Copy out all of the material exactly as presented.

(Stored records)
————

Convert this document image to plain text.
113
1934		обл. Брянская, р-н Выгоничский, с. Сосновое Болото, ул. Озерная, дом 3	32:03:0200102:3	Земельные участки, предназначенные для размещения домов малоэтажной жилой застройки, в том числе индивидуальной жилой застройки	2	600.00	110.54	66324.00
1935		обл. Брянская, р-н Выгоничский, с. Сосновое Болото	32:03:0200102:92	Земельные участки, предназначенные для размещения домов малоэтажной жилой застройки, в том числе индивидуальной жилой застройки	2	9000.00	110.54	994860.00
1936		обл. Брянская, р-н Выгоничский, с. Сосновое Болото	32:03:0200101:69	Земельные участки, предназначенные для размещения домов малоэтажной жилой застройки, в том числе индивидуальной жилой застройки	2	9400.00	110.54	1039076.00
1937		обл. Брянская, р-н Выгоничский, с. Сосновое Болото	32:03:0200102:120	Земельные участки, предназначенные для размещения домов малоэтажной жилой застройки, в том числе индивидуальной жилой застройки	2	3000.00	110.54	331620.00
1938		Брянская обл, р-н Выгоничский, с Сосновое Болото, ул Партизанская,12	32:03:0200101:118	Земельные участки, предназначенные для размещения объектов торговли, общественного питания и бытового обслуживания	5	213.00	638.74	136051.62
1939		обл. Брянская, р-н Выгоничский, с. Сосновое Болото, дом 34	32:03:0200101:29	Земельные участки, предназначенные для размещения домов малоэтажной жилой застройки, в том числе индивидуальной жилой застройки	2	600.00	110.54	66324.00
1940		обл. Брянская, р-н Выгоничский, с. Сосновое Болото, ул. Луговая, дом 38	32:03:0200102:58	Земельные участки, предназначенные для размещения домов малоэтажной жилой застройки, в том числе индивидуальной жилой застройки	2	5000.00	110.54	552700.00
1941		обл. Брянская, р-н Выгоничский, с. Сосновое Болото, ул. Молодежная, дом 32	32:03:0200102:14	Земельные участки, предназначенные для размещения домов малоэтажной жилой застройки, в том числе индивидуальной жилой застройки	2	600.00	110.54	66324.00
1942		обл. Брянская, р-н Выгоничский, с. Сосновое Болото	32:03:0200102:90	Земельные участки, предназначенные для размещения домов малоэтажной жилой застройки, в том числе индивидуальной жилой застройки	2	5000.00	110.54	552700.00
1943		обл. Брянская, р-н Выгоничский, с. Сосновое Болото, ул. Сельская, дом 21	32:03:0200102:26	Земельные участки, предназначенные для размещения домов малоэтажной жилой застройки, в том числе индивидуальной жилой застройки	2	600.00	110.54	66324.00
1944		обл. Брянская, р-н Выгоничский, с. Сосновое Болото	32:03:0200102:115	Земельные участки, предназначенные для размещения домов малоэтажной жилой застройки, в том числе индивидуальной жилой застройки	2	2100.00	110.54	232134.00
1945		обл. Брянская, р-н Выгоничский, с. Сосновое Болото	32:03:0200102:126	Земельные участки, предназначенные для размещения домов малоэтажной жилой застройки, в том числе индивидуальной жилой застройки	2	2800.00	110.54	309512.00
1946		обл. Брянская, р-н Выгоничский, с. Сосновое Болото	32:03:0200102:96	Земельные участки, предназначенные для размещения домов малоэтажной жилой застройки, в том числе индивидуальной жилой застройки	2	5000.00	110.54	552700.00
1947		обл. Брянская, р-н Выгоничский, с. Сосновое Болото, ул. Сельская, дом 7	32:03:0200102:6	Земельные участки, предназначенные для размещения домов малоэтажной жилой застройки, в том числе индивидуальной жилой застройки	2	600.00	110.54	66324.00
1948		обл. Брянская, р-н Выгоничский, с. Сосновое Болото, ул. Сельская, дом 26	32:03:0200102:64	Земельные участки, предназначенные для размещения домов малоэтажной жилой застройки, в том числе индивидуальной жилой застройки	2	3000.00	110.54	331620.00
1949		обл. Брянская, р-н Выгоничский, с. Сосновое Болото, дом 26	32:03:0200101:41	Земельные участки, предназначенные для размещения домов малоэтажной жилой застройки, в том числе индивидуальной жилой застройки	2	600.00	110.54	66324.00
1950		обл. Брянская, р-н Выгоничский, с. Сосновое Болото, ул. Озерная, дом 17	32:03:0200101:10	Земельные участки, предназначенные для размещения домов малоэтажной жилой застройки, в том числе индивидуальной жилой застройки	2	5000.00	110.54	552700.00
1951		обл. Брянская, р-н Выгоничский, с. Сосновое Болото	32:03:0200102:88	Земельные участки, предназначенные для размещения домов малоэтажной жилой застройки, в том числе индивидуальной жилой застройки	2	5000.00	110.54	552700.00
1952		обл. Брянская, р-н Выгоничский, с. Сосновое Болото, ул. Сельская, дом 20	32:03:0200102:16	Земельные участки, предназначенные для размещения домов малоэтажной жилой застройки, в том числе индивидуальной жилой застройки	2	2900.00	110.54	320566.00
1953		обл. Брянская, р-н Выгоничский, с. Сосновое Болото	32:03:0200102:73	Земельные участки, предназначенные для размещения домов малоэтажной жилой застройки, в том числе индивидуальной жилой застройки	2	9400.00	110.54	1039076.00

————

**Final result**
Convert this document image to plain text.
113
1934		обл. Брянская, р-н Выгоничский, с. Сосновое Болото, ул. Озерная, дом 3	32:03:0200102:3	Земельные участки, предназначенные для размещения домов малоэтажной жилой застройки, в том числе индивидуальной жилой застройки	2	600.00	110.54	66324.00
1935		обл. Брянская, р-н Выгоничский, с. Сосновое Болото	32:03:0200102:92	Земельные участки, предназначенные для размещения домов малоэтажной жилой застройки, в том числе индивидуальной жилой застройки	2	9000.00	110.54	994860.00
1936		обл. Брянская, р-н Выгоничский, с. Сосновое Болото	32:03:0200101:69	Земельные участки, предназначенные для размещения домов малоэтажной жилой застройки, в том числе индивидуальной жилой застройки	2	9400.00	110.54	1039076.00
1937		обл. Брянская, р-н Выгоничский, с. Сосновое Болото	32:03:0200102:120	Земельные участки, предназначенные для размещения домов малоэтажной жилой застройки, в том числе индивидуальной жилой застройки	2	3000.00	110.54	331620.00
1938		Брянская обл, р-н Выгоничский, с Сосновое Болото, ул Партизанская,12	32:03:0200101:118	Земельные участки, предназначенные для размещения объектов торговли, общественного питания и бытового обслуживания	5	213.00	638.74	136051.62
1939		обл. Брянская, р-н Выгоничский, с. Сосновое Болото, дом 34	32:03:0200101:29	Земельные участки, предназначенные для размещения домов малоэтажной жилой застройки, в том числе индивидуальной жилой застройки	2	600.00	110.54	66324.00
1940		обл. Брянская, р-н Выгоничский, с. Сосновое Болото, ул. Луговая, дом 38	32:03:0200102:58	Земельные участки, предназначенные для размещения домов малоэтажной жилой застройки, в том числе индивидуальной жилой застройки	2	5000.00	110.54	552700.00
1941		обл. Брянская, р-н Выгоничский, с. Сосновое Болото, ул. Молодежная, дом 32	32:03:0200102:14	Земельные участки, предназначенные для размещения домов малоэтажной жилой застройки, в том числе индивидуальной жилой застройки	2	600.00	110.54	66324.00
1942		обл. Брянская, р-н Выгоничский, с. Сосновое Болото	32:03:0200102:90	Земельные участки, предназначенные для размещения домов малоэтажной жилой застройки, в том числе индивидуальной жилой застройки	2	5000.00	110.54	552700.00
1943		обл. Брянская, р-н Выгоничский, с. Сосновое Болото, ул. Сельская, дом 21	32:03:0200102:26	Земельные участки, предназначенные для размещения домов малоэтажной жилой застройки, в том числе индивидуальной жилой застройки	2	600.00	110.54	66324.00
1944		обл. Брянская, р-н Выгоничский, с. Сосновое Болото	32:03:0200102:115	Земельные участки, предназначенные для размещения домов малоэтажной жилой застройки, в том числе индивидуальной жилой застройки	2	2100.00	110.54	232134.00
1945		обл. Брянская, р-н Выгоничский, с. Сосновое Болото	32:03:0200102:126	Земельные участки, предназначенные для размещения домов малоэтажной жилой застройки, в том числе индивидуальной жилой застройки	2	2800.00	110.54	309512.00
1946		обл. Брянская, р-н Выгоничский, с. Сосновое Болото	32:03:0200102:96	Земельные участки, предназначенные для размещения домов малоэтажной жилой застройки, в том числе индивидуальной жилой застройки	2	5000.00	110.54	552700.00
1947		обл. Брянская, р-н Выгоничский, с. Сосновое Болото, ул. Сельская, дом 7	32:03:0200102:6	Земельные участки, предназначенные для размещения домов малоэтажной жилой застройки, в том числе индивидуальной жилой застройки	2	600.00	110.54	66324.00
1948		обл. Брянская, р-н Выгоничский, с. Сосновое Болото, ул. Сельская, дом 26	32:03:0200102:64	Земельные участки, предназначенные для размещения домов малоэтажной жилой застройки, в том числе индивидуальной жилой застройки	2	3000.00	110.54	331620.00
1949		обл. Брянская, р-н Выгоничский, с. Сосновое Болото, дом 26	32:03:0200101:41	Земельные участки, предназначенные для размещения домов малоэтажной жилой застройки, в том числе индивидуальной жилой застройки	2	600.00	110.54	66324.00
1950		обл. Брянская, р-н Выгоничский, с. Сосновое Болото, ул. Озерная, дом 17	32:03:0200101:10	Земельные участки, предназначенные для размещения домов малоэтажной жилой застройки, в том числе индивидуальной жилой застройки	2	5000.00	110.54	552700.00
1951		обл. Брянская, р-н Выгоничский, с. Сосновое Болото	32:03:0200102:88	Земельные участки, предназначенные для размещения домов малоэтажной жилой застройки, в том числе индивидуальной жилой застройки	2	5000.00	110.54	552700.00
1952		обл. Брянская, р-н Выгоничский, с. Сосновое Болото, ул. Сельская, дом 20	32:03:0200102:16	Земельные участки, предназначенные для размещения домов малоэтажной жилой застройки, в том числе индивидуальной жилой застройки	2	2900.00	110.54	320566.00
1953		обл. Брянская, р-н Выгоничский, с. Сосновое Болото	32:03:0200102:73	Земельные участки, предназначенные для размещения домов малоэтажной жилой застройки, в том числе индивидуальной жилой застройки	2	9400.00	110.54	1039076.00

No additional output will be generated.